---------- Material supplied ----------

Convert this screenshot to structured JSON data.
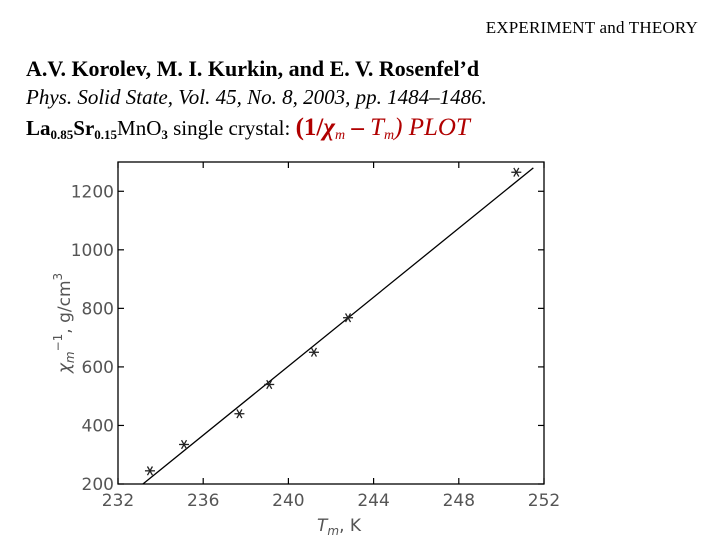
{
  "header": {
    "text": "EXPERIMENT and THEORY"
  },
  "citation": {
    "authors": "A.V. Korolev, M. I. Kurkin, and E. V. Rosenfel’d",
    "journal": "Phys. Solid State, Vol. 45, No. 8, 2003, pp. 1484–1486."
  },
  "subject": {
    "compound_parts": [
      {
        "text": "La",
        "sub": "0.85"
      },
      {
        "text": "Sr",
        "sub": "0.15"
      },
      {
        "text": "MnO",
        "sub": "3"
      }
    ],
    "description": " single crystal: ",
    "plot_title": {
      "open": "(1/",
      "chi": "χ",
      "chi_sub": "m",
      "dash": " – ",
      "t": "T",
      "t_sub": "m",
      "close": ") PLOT"
    }
  },
  "chart_data": {
    "type": "scatter",
    "xlabel": "Tm, K",
    "ylabel": "χm−1, g/cm3",
    "xlim": [
      232,
      252
    ],
    "ylim": [
      200,
      1300
    ],
    "x_ticks": [
      232,
      236,
      240,
      244,
      248,
      252
    ],
    "y_ticks": [
      200,
      400,
      600,
      800,
      1000,
      1200
    ],
    "series": [
      {
        "marker": "asterisk",
        "points": [
          {
            "x": 233.5,
            "y": 245
          },
          {
            "x": 235.1,
            "y": 335
          },
          {
            "x": 237.7,
            "y": 440
          },
          {
            "x": 239.1,
            "y": 540
          },
          {
            "x": 241.2,
            "y": 650
          },
          {
            "x": 242.8,
            "y": 768
          },
          {
            "x": 250.7,
            "y": 1265
          }
        ]
      }
    ],
    "fit_line": {
      "x": [
        233.0,
        251.5
      ],
      "y": [
        190,
        1280
      ]
    },
    "grid": false
  }
}
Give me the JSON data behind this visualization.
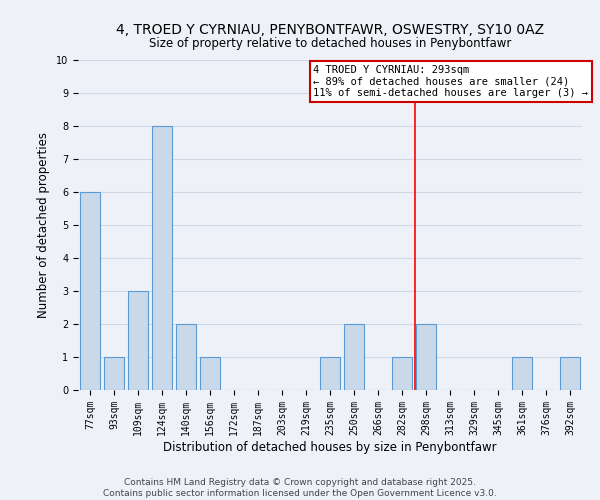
{
  "title": "4, TROED Y CYRNIAU, PENYBONTFAWR, OSWESTRY, SY10 0AZ",
  "subtitle": "Size of property relative to detached houses in Penybontfawr",
  "xlabel": "Distribution of detached houses by size in Penybontfawr",
  "ylabel": "Number of detached properties",
  "categories": [
    "77sqm",
    "93sqm",
    "109sqm",
    "124sqm",
    "140sqm",
    "156sqm",
    "172sqm",
    "187sqm",
    "203sqm",
    "219sqm",
    "235sqm",
    "250sqm",
    "266sqm",
    "282sqm",
    "298sqm",
    "313sqm",
    "329sqm",
    "345sqm",
    "361sqm",
    "376sqm",
    "392sqm"
  ],
  "values": [
    6,
    1,
    3,
    8,
    2,
    1,
    0,
    0,
    0,
    0,
    1,
    2,
    0,
    1,
    2,
    0,
    0,
    0,
    1,
    0,
    1
  ],
  "bar_color": "#c9d9ea",
  "bar_edge_color": "#5b9bd5",
  "grid_color": "#d0d8e8",
  "background_color": "#eef2f8",
  "red_line_x": 13.55,
  "annotation_text": "4 TROED Y CYRNIAU: 293sqm\n← 89% of detached houses are smaller (24)\n11% of semi-detached houses are larger (3) →",
  "annotation_box_color": "#ffffff",
  "annotation_box_edge": "#cc0000",
  "footer": "Contains HM Land Registry data © Crown copyright and database right 2025.\nContains public sector information licensed under the Open Government Licence v3.0.",
  "ylim": [
    0,
    10
  ],
  "title_fontsize": 10,
  "subtitle_fontsize": 8.5,
  "tick_fontsize": 7,
  "ylabel_fontsize": 8.5,
  "xlabel_fontsize": 8.5,
  "footer_fontsize": 6.5,
  "annot_fontsize": 7.5
}
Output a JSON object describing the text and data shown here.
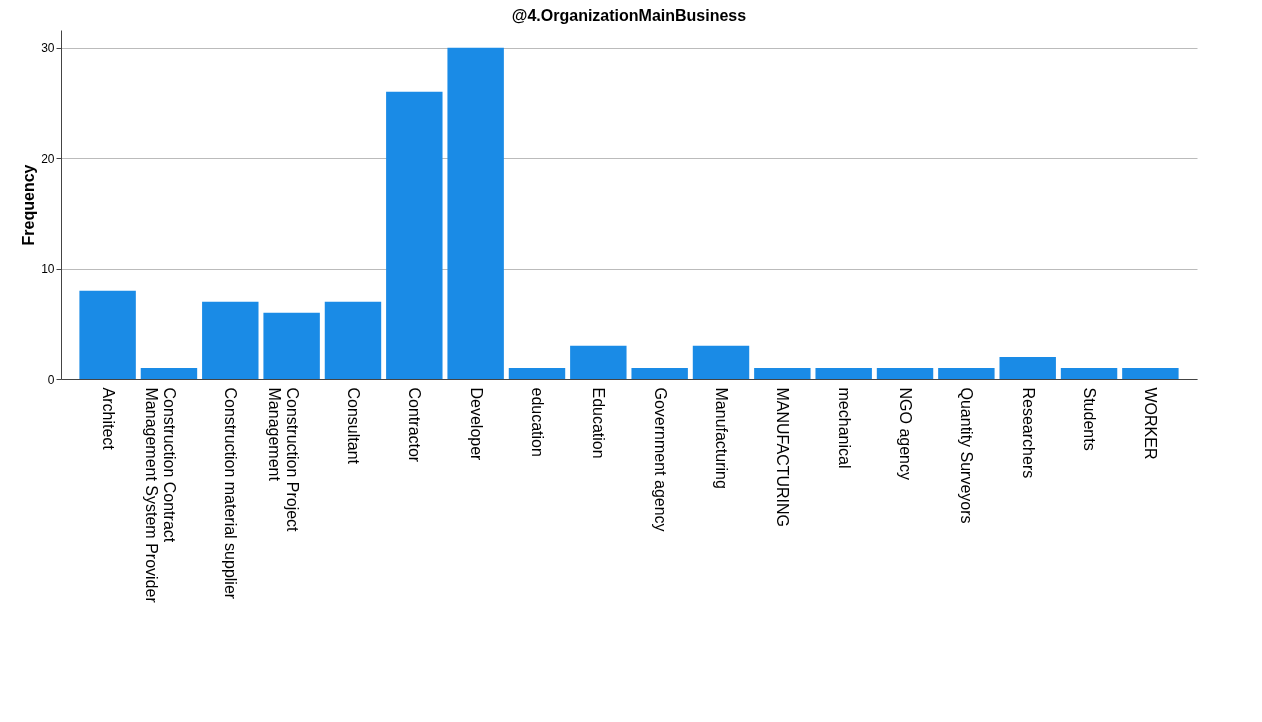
{
  "chart_data": {
    "type": "bar",
    "title": "@4.OrganizationMainBusiness",
    "ylabel": "Frequency",
    "categories": [
      "Architect",
      "Construction Contract Management System Provider",
      "Construction material supplier",
      "Construction Project Management",
      "Consultant",
      "Contractor",
      "Developer",
      "education",
      "Education",
      "Government agency",
      "Manufacturing",
      "MANUFACTURING",
      "mechanical",
      "NGO agency",
      "Quantity Surveyors",
      "Researchers",
      "Students",
      "WORKER"
    ],
    "values": [
      8,
      1,
      7,
      6,
      7,
      26,
      30,
      1,
      3,
      1,
      3,
      1,
      1,
      1,
      1,
      2,
      1,
      1
    ],
    "color": "#1a8be6",
    "ylim": [
      0,
      31.6
    ],
    "yticks": [
      0,
      10,
      20,
      30
    ],
    "grid": "y"
  }
}
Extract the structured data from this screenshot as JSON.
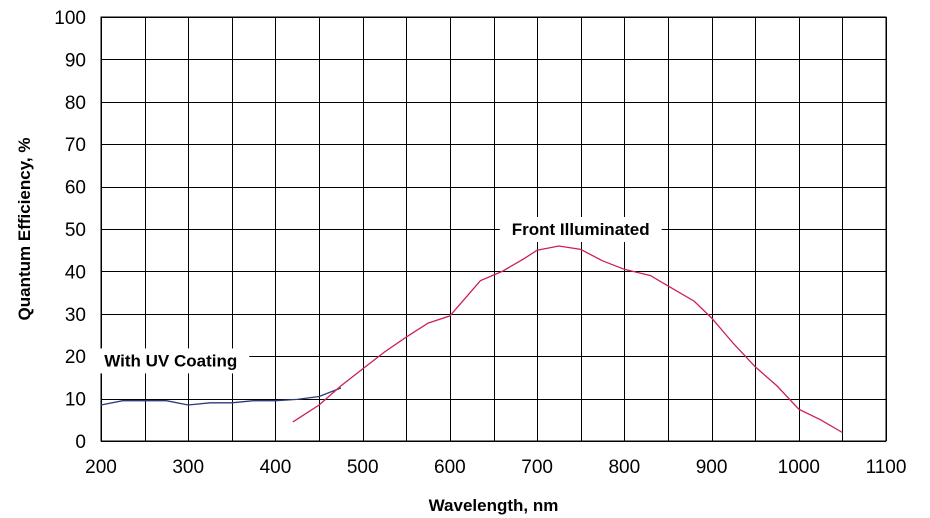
{
  "chart_data": {
    "type": "line",
    "title": "",
    "xlabel": "Wavelength,  nm",
    "ylabel": "Quantum Efficiency, %",
    "xlim": [
      200,
      1100
    ],
    "ylim": [
      0,
      100
    ],
    "x_ticks": [
      "200",
      "300",
      "400",
      "500",
      "600",
      "700",
      "800",
      "900",
      "1000",
      "1100"
    ],
    "y_ticks": [
      "0",
      "10",
      "20",
      "30",
      "40",
      "50",
      "60",
      "70",
      "80",
      "90",
      "100"
    ],
    "grid": true,
    "x_grid_step": 50,
    "y_grid_step": 10,
    "series": [
      {
        "name": "With UV Coating",
        "color": "#2b3a7a",
        "points": [
          [
            200,
            8.5
          ],
          [
            225,
            9.5
          ],
          [
            250,
            9.5
          ],
          [
            275,
            9.5
          ],
          [
            300,
            8.5
          ],
          [
            325,
            9
          ],
          [
            350,
            9
          ],
          [
            375,
            9.5
          ],
          [
            400,
            9.5
          ],
          [
            425,
            9.8
          ],
          [
            450,
            10.5
          ],
          [
            475,
            12.5
          ]
        ]
      },
      {
        "name": "Front Illuminated",
        "color": "#cc1f5a",
        "points": [
          [
            420,
            4.5
          ],
          [
            450,
            8.5
          ],
          [
            475,
            13
          ],
          [
            500,
            17
          ],
          [
            525,
            21
          ],
          [
            550,
            24.5
          ],
          [
            575,
            27.8
          ],
          [
            600,
            29.5
          ],
          [
            635,
            37.8
          ],
          [
            660,
            40
          ],
          [
            685,
            43
          ],
          [
            700,
            45
          ],
          [
            725,
            46
          ],
          [
            750,
            45.2
          ],
          [
            775,
            42.5
          ],
          [
            800,
            40.5
          ],
          [
            830,
            39
          ],
          [
            855,
            36
          ],
          [
            880,
            33
          ],
          [
            900,
            29
          ],
          [
            925,
            23
          ],
          [
            950,
            17.5
          ],
          [
            975,
            13
          ],
          [
            1000,
            7.5
          ],
          [
            1025,
            5
          ],
          [
            1050,
            2
          ]
        ]
      }
    ],
    "annotations": [
      {
        "text": "Front Illuminated",
        "x": 750,
        "y": 50,
        "series": 1
      },
      {
        "text": "With UV Coating",
        "x": 280,
        "y": 19,
        "series": 0
      }
    ]
  }
}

----------

--- Short task ---
Pull out all lines from the listing that contain the string "Government".

--- Written response ---
  "footer": "Contains HM Land Registry data © Crown copyright and database right 2025.\nContains public sector information licensed under the Open Government Licence v3.0.",
      "Government agency",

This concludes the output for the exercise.